▶ **What you are asked to do**: Reproduce the article below on Vodafone's metro femtocell vision in full, word for word.

▶ **Excerpt to read**:
Small cells

Backhaul Clouds Metro Femto Vision

Vodafone Group plc (NYSE: VOD)'s vision for deploying metro femtocells for future mobile broadband coverage is alive and well, but the concept needs a solution for low-cost, high-capacity backhaul to become reality.

Vodafone first introduced the metro femto concept -- which it calls a "MetroZone" -- last year. Since then, other major operators have backed the concept; femto specialist Picochip unveiled plans for an LTE chipset supporting this application; and Vodafone has been working with partners (but we don't know who) to develop, test, and promote the idea. (See Vodafone Dreams of Metro Femto, Operators Eye LTE Metro Femtos, picoChip Touts LTE Femto, and PicoChip Does LTE Femtos.)

▶ **Recorded information**:
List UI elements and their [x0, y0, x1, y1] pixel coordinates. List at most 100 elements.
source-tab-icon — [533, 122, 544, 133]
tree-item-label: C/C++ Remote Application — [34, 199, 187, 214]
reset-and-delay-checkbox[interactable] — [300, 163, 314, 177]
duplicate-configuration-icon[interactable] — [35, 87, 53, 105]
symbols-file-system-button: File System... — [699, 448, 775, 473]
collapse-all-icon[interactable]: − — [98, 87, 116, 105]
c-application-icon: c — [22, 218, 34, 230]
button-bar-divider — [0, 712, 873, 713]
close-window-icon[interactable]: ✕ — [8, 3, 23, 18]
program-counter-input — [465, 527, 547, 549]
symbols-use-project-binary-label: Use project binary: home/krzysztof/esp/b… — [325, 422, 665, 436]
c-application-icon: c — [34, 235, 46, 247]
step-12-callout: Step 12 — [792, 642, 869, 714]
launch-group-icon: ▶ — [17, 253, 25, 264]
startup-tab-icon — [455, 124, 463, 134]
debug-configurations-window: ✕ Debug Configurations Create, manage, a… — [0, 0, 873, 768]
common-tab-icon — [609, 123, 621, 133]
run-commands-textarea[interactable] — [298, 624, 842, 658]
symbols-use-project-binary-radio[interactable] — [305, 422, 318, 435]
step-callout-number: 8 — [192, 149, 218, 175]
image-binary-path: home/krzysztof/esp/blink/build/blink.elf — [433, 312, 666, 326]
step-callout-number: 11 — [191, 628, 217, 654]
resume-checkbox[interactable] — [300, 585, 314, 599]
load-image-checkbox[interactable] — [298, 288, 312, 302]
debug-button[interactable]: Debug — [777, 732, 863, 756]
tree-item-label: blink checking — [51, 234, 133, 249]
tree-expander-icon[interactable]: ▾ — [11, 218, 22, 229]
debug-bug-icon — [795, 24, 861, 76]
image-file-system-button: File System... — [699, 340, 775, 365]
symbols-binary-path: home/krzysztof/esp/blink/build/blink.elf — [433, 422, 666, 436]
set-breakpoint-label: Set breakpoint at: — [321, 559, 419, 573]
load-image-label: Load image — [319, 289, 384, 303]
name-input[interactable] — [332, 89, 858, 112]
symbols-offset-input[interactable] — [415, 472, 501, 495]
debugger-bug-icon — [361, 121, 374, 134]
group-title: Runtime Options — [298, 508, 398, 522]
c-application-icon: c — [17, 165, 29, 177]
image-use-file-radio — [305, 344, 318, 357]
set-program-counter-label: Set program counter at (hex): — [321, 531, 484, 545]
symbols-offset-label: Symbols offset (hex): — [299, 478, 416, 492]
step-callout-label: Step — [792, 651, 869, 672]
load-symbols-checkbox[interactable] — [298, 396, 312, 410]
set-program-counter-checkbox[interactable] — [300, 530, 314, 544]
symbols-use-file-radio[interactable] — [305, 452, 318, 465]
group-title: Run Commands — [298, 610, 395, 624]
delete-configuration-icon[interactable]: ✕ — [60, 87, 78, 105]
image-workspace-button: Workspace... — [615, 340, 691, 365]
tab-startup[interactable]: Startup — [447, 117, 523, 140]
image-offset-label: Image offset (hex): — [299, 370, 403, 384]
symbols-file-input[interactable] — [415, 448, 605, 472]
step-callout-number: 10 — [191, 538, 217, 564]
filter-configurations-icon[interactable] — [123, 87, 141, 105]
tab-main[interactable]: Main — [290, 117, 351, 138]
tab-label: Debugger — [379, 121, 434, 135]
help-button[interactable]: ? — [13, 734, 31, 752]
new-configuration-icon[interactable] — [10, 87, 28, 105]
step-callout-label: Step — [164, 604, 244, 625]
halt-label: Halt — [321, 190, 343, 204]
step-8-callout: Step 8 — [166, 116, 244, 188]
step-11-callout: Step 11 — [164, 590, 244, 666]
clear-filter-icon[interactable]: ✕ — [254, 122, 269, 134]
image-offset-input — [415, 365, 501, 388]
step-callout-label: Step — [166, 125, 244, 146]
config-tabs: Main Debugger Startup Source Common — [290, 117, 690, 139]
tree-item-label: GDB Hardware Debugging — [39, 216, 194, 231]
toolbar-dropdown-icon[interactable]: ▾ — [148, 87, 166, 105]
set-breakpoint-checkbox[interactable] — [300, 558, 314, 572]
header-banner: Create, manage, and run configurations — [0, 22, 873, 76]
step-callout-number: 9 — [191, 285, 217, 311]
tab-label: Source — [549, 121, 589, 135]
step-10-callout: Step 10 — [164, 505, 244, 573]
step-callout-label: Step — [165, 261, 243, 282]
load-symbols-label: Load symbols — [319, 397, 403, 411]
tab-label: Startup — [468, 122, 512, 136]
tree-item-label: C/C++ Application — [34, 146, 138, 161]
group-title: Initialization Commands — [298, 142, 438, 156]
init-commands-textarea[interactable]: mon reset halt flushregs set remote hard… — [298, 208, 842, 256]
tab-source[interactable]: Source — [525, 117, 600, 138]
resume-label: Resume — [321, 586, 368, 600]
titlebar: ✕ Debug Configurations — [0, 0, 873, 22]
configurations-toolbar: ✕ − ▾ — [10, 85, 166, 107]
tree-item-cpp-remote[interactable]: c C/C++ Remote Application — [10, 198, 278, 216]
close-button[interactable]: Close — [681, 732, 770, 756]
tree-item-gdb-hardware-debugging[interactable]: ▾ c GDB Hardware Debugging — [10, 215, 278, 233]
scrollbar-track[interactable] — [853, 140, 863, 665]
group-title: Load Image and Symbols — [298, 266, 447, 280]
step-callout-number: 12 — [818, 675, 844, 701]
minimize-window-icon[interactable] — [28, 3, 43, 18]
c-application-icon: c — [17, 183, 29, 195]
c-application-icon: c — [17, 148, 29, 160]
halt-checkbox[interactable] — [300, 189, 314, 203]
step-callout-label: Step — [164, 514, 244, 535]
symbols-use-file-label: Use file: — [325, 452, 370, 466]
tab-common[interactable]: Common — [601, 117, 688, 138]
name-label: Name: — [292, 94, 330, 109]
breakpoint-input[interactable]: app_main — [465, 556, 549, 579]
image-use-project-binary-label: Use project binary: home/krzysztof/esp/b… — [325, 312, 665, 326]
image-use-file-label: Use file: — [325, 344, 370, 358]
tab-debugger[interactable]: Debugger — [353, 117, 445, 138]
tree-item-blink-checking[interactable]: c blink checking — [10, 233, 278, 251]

▶ **Your solution**:
Small cells

Backhaul Clouds Metro Femto Vision

Vodafone Group plc (NYSE: VOD)'s vision for deploying metro femtocells for future mobile broadband coverage is alive and well, but the concept needs a solution for low-cost, high-capacity backhaul to become reality.

Vodafone first introduced the metro femto concept -- which it calls a "MetroZone" -- last year. Since then, other major operators have backed the concept; femto specialist Picochip unveiled plans for an LTE chipset supporting this application; and Vodafone has been working with partners (but we don't know who) to develop, test, and promote the idea. (See Vodafone Dreams of Metro Femto, Operators Eye LTE Metro Femtos, picoChip Touts LTE Femto, and PicoChip Does LTE Femtos.)